Figure dataset records:

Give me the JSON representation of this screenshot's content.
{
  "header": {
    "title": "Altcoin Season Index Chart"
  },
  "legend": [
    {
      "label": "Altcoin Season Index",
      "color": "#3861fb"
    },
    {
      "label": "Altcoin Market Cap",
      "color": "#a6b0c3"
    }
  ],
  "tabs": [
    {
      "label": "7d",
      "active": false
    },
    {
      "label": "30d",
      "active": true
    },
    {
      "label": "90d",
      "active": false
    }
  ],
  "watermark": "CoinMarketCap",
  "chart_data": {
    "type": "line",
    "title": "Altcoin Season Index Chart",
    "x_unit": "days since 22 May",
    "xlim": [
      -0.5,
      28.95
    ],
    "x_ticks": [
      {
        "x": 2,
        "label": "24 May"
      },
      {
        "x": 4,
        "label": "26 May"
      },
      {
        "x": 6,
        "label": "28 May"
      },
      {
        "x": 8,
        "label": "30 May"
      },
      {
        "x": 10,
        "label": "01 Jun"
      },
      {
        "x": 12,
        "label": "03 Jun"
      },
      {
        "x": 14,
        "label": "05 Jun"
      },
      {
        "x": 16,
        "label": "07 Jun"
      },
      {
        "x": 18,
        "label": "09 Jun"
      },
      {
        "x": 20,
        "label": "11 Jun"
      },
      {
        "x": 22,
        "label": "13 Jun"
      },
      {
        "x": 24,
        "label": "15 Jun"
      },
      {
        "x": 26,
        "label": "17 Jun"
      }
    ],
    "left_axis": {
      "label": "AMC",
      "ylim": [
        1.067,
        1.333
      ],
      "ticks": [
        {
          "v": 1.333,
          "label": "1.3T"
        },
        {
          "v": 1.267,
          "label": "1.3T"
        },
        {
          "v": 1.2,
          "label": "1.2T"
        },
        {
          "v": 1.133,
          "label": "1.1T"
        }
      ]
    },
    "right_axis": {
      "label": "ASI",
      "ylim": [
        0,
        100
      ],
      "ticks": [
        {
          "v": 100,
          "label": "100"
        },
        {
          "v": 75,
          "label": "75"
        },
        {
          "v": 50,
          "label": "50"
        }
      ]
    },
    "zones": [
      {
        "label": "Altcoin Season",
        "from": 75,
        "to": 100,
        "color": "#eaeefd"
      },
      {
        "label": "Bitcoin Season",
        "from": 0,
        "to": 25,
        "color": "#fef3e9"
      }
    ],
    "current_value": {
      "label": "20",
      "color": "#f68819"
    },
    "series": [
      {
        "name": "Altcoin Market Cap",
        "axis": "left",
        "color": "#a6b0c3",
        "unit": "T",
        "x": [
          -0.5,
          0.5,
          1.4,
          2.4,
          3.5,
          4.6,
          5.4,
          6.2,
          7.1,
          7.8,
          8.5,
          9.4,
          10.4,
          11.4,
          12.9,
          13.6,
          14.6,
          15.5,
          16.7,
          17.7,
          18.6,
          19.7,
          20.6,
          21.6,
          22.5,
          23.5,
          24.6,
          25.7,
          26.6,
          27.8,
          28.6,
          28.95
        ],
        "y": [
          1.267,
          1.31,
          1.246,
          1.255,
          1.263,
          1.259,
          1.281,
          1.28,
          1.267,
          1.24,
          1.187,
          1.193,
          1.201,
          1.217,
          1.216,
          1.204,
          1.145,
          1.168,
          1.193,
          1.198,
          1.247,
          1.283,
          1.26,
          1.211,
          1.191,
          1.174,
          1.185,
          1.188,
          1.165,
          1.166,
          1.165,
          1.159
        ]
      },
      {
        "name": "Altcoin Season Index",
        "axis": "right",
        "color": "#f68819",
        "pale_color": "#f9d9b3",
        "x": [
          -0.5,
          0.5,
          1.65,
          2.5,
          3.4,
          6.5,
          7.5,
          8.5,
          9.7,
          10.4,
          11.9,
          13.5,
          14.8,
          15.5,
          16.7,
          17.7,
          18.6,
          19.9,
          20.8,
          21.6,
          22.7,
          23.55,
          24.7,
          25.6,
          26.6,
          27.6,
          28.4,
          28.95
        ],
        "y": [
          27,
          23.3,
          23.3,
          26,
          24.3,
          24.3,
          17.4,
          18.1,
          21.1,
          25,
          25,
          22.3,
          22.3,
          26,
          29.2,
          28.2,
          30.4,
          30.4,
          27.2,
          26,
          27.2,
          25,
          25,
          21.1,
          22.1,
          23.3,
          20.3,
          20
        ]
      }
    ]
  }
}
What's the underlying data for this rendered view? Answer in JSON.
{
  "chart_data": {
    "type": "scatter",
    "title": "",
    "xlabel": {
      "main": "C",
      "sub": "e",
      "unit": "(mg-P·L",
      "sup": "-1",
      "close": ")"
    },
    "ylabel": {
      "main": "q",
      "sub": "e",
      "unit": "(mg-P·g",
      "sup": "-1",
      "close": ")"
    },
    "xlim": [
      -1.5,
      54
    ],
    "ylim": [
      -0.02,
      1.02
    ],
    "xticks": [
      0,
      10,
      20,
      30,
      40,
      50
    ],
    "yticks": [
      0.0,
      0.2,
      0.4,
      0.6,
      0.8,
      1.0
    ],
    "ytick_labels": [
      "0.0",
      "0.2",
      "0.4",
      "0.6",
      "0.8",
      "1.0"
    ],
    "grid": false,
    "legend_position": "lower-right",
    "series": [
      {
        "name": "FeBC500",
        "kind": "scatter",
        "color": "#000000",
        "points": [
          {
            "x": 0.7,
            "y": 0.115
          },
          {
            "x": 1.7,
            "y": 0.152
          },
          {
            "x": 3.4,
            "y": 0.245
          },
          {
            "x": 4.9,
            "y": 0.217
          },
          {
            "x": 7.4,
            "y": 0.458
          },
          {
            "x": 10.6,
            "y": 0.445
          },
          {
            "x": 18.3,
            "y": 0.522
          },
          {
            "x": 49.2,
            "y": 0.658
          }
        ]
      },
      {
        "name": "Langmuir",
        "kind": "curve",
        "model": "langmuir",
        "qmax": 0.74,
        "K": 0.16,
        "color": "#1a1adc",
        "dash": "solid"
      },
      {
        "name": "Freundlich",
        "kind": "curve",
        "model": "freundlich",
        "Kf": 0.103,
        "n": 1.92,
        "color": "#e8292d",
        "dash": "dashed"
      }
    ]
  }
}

SHORT EXERCISE
What is the number of lines containing "this"? Give that number only.

REPLY
2